### Job
Repeat the material word for word from its first line through the line containing "The promotional game cards", including both of those lines. Leave the pictures out.

====== The input ======

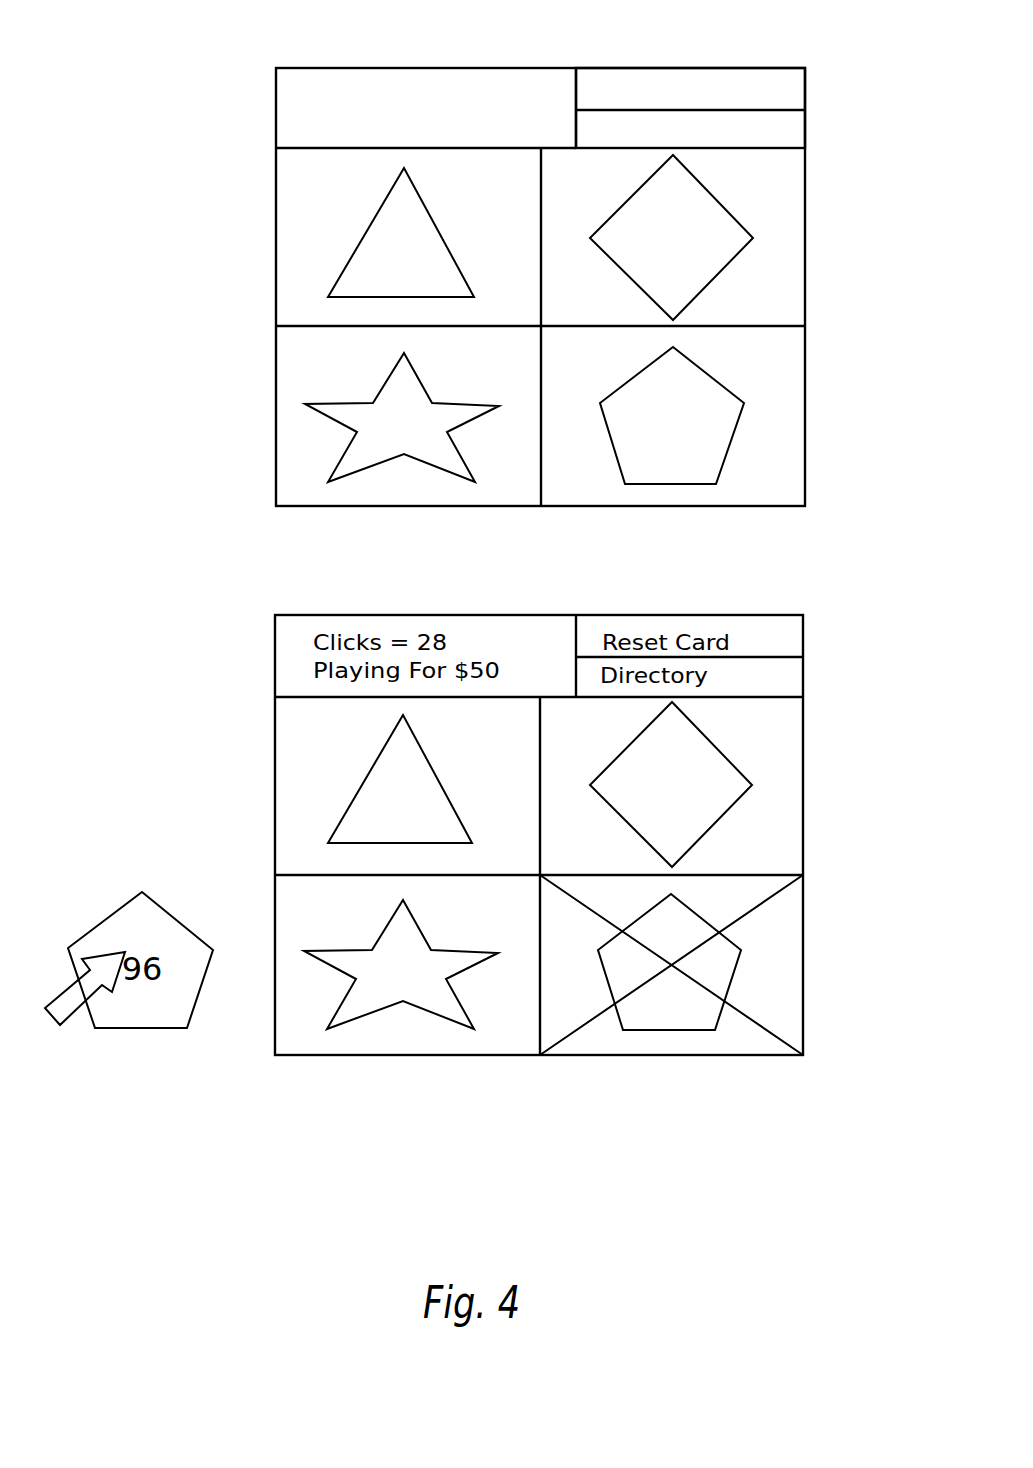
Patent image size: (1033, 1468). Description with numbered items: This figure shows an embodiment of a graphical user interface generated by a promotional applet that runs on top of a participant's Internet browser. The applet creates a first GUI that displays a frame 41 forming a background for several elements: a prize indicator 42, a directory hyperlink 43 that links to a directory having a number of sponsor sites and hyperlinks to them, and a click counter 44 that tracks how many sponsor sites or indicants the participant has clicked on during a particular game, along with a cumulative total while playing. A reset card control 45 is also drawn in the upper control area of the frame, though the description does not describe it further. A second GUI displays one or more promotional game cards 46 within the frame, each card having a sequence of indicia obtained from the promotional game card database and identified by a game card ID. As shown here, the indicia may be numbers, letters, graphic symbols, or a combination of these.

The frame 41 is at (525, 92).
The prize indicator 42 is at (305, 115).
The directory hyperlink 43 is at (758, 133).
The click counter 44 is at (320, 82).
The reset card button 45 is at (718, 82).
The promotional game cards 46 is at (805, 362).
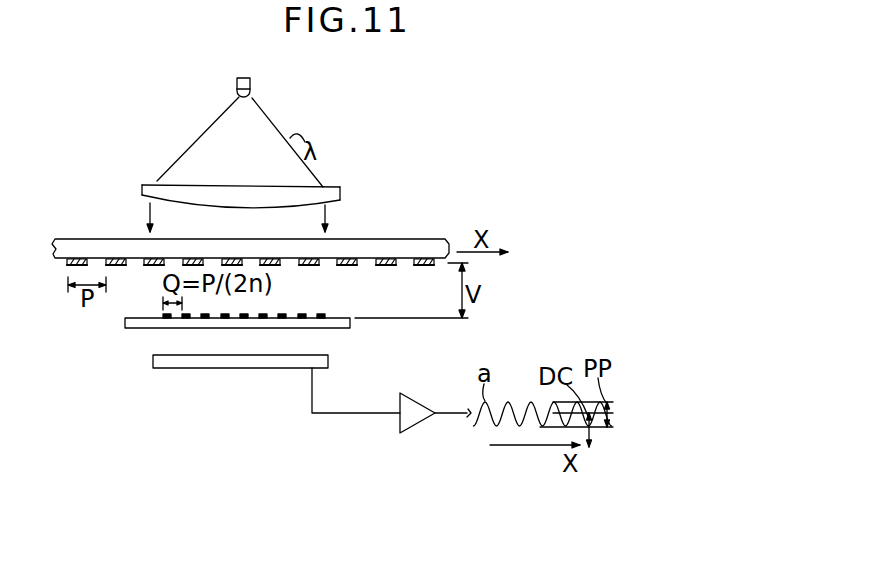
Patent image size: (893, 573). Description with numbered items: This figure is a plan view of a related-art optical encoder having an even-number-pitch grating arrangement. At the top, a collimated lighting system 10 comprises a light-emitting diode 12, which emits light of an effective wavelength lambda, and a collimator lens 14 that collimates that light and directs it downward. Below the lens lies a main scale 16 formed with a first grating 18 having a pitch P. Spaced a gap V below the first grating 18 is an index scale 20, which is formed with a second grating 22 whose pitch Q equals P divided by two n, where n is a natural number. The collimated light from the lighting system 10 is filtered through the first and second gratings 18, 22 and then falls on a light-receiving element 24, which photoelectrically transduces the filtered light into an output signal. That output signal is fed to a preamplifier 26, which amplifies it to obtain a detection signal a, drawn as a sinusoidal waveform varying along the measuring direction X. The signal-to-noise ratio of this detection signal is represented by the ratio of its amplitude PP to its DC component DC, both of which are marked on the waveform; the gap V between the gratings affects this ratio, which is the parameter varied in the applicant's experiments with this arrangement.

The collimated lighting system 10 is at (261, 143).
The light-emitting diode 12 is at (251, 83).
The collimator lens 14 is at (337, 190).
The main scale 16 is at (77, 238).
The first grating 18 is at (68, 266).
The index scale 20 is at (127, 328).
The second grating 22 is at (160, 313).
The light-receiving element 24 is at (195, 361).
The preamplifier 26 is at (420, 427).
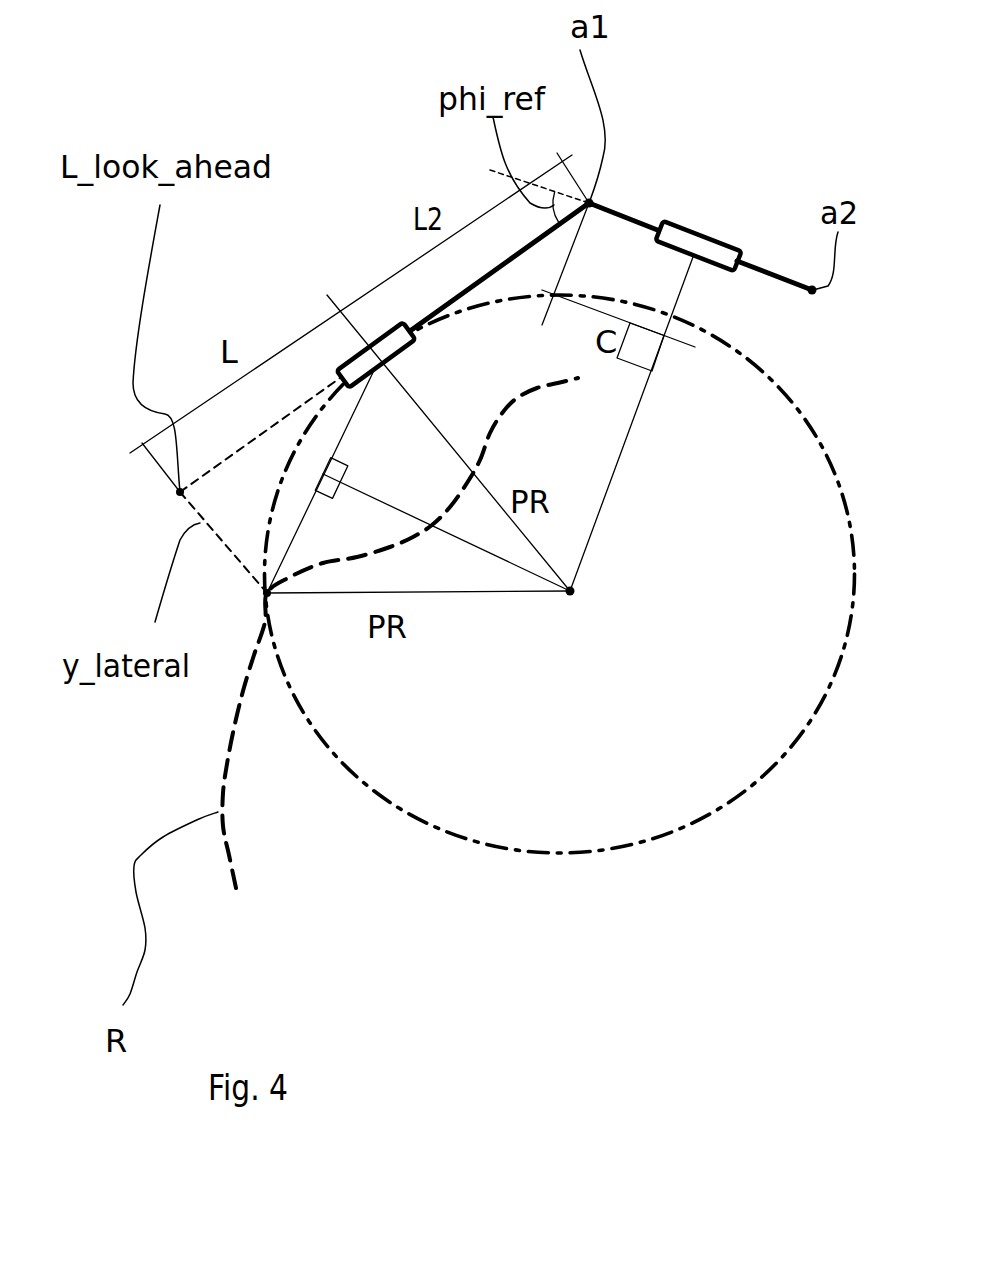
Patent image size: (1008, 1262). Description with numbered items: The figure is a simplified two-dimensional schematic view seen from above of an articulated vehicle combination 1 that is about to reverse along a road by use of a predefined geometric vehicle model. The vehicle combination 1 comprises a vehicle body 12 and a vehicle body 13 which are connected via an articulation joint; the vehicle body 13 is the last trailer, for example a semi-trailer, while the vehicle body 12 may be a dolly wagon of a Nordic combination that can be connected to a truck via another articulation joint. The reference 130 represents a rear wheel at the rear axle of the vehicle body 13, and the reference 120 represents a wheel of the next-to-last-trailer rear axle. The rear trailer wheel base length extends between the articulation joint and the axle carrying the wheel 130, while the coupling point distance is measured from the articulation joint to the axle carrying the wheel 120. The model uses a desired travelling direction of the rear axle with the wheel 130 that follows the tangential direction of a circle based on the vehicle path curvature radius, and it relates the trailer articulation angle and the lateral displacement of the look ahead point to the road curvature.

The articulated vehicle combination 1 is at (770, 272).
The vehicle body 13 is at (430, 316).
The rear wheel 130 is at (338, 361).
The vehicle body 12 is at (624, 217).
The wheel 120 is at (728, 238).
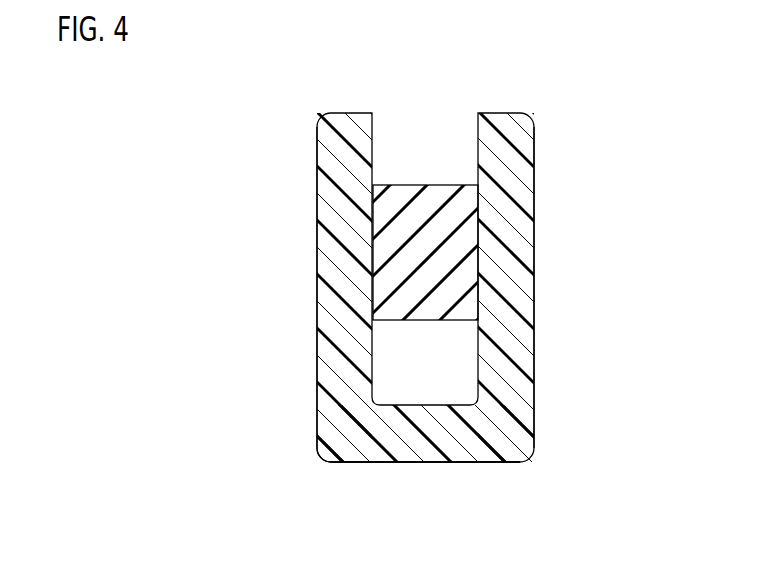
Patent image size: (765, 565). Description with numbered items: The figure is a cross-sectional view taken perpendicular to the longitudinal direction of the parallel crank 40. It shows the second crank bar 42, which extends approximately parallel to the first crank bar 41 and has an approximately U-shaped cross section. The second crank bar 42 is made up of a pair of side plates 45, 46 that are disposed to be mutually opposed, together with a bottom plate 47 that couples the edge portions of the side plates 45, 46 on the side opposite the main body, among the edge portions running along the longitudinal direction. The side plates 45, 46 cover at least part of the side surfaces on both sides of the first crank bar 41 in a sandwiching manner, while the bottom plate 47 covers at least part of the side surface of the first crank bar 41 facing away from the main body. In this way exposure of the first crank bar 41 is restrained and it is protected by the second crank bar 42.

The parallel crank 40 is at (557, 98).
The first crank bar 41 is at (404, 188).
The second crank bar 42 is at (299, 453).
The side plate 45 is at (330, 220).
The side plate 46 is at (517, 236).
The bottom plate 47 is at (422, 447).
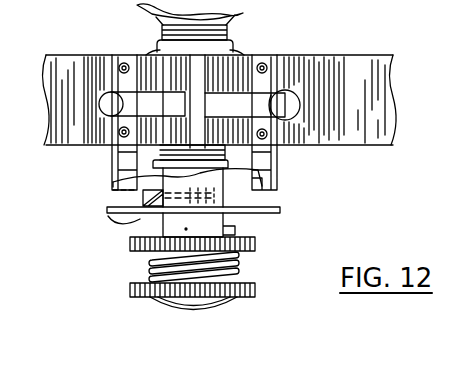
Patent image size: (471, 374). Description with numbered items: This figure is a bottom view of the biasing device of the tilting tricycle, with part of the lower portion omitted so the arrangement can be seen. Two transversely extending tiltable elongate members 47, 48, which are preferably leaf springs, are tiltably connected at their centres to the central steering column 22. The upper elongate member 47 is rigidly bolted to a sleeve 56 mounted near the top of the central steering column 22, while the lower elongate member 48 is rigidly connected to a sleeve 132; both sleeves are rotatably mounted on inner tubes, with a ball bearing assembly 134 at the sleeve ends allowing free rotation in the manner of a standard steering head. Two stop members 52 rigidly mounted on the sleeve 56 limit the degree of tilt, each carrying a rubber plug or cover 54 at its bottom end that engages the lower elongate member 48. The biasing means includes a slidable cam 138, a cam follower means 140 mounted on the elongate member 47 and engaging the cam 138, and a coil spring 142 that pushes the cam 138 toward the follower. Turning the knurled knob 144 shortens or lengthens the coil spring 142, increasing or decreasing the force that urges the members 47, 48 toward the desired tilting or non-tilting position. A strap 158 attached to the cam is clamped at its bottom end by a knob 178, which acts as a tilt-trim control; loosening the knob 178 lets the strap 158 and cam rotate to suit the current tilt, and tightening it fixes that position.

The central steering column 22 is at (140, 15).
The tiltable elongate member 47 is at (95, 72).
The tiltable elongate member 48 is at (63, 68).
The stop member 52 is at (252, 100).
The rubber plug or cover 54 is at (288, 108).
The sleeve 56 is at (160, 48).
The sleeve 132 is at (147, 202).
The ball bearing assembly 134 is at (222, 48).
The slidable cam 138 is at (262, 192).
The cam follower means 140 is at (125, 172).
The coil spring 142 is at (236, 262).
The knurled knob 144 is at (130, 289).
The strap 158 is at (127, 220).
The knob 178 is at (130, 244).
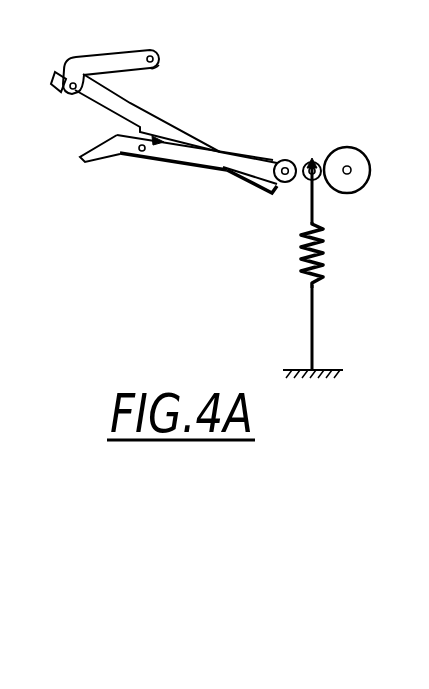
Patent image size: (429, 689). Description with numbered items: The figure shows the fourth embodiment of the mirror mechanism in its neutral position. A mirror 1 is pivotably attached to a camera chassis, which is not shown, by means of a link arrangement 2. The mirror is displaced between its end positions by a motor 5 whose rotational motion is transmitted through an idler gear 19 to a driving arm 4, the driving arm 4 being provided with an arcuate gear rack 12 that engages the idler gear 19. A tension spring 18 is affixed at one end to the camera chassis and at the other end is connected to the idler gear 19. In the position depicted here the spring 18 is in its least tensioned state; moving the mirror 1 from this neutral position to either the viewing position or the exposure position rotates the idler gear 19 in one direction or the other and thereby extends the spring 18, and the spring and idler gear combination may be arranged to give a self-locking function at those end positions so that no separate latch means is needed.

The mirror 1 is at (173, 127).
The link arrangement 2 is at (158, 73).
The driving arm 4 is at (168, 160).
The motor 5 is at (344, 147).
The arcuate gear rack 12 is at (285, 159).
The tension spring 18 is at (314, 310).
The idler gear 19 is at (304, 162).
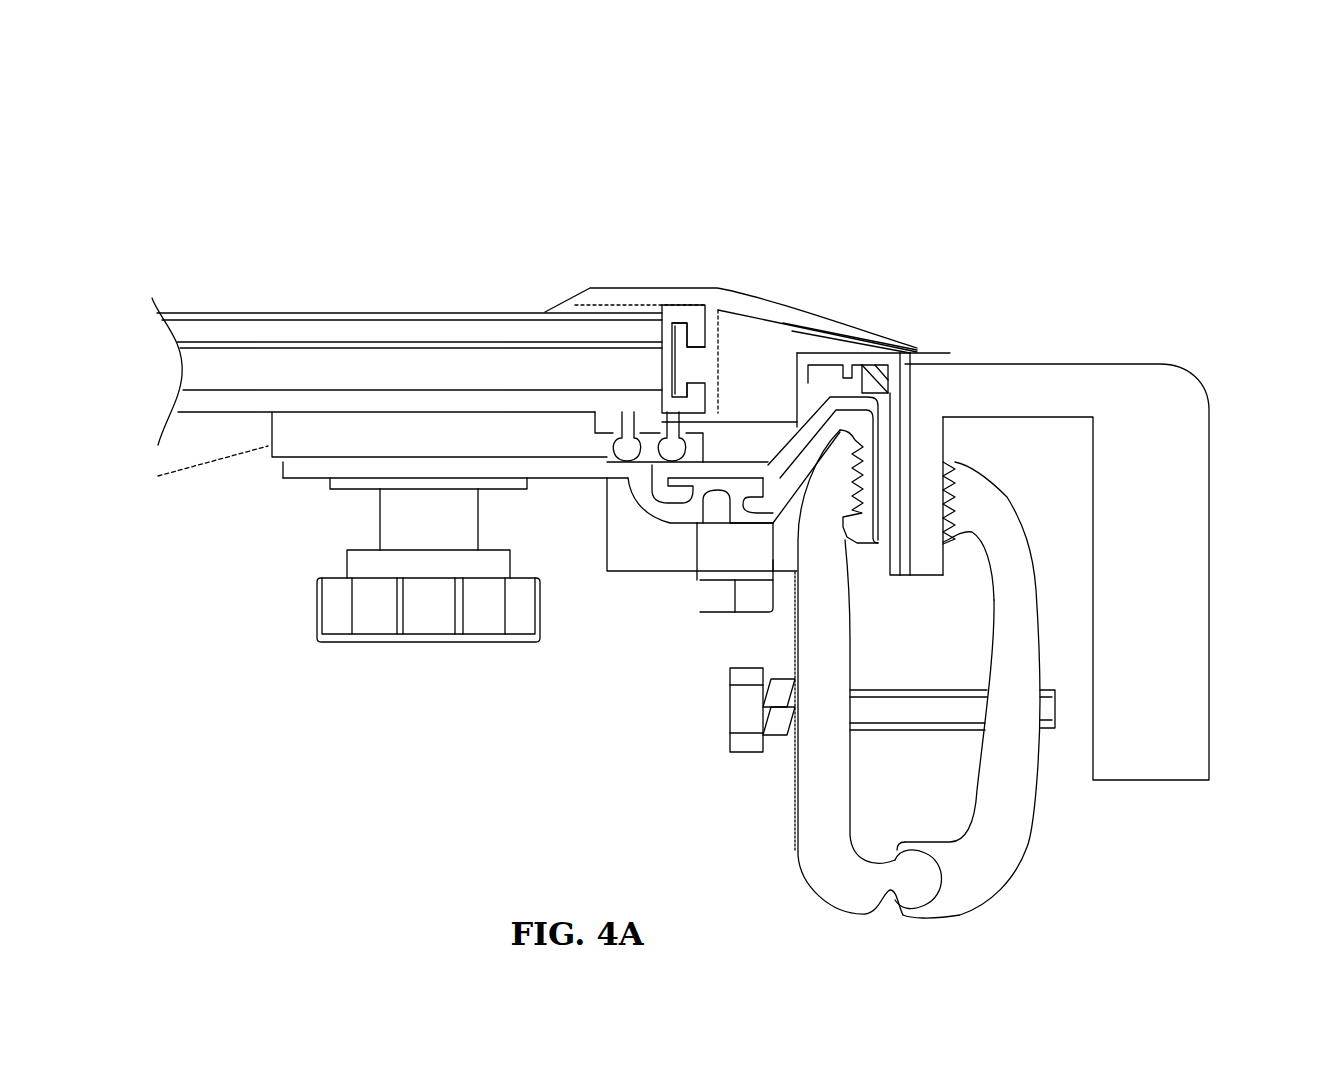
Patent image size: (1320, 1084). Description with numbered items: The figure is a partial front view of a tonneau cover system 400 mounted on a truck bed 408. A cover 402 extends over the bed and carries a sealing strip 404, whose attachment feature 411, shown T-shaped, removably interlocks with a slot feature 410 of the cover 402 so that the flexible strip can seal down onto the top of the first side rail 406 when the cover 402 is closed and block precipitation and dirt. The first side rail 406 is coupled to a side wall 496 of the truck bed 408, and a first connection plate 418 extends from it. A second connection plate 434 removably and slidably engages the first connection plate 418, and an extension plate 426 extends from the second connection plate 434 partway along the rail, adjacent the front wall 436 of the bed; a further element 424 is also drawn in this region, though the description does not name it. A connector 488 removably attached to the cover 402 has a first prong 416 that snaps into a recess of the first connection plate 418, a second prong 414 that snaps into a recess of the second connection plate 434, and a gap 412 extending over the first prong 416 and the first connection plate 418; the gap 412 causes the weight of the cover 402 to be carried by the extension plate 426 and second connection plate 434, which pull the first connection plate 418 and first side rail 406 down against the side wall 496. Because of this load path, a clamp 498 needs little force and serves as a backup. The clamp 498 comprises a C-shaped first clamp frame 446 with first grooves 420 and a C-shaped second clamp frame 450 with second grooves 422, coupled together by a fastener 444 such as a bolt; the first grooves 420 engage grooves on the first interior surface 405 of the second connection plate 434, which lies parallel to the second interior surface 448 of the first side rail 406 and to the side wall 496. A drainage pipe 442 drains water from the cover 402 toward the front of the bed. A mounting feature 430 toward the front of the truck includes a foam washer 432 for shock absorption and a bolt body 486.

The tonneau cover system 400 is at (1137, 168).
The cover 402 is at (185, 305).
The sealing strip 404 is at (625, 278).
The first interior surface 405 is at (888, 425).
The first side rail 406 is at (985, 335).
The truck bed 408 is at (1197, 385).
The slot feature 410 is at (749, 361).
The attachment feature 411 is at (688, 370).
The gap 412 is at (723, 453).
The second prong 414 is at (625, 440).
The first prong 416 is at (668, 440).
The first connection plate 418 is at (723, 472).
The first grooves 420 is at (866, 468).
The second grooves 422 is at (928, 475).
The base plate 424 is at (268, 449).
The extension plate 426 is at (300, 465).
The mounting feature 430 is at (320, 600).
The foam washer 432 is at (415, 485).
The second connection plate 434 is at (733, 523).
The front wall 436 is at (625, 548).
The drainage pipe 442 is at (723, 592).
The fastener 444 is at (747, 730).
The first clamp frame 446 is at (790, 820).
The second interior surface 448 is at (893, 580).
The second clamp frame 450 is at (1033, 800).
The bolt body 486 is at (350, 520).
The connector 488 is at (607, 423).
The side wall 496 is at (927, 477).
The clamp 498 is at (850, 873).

======

### Solution for this exercise
Patent image size: (1033, 1468). Description with numbered items: This figure shows an embodiment of a graphical user interface generated by a promotional applet that runs on top of a participant's Internet browser. The applet creates a first GUI that displays a frame 41 forming a background for several elements: a prize indicator 42, a directory hyperlink 43 that links to a directory having a number of sponsor sites and hyperlinks to them, and a click counter 44 that tracks how many sponsor sites or indicants the participant has clicked on during a particular game, along with a cumulative total while playing. A reset card control 45 is also drawn in the upper control area of the frame, though the description does not describe it further. A second GUI displays one or more promotional game cards 46 within the frame, each card having a sequence of indicia obtained from the promotional game card database and identified by a game card ID. As shown here, the indicia may be numbers, letters, graphic symbols, or a combination of these.

The frame 41 is at (525, 92).
The prize indicator 42 is at (305, 115).
The directory hyperlink 43 is at (758, 133).
The click counter 44 is at (320, 82).
The reset card button 45 is at (718, 82).
The promotional game cards 46 is at (805, 362).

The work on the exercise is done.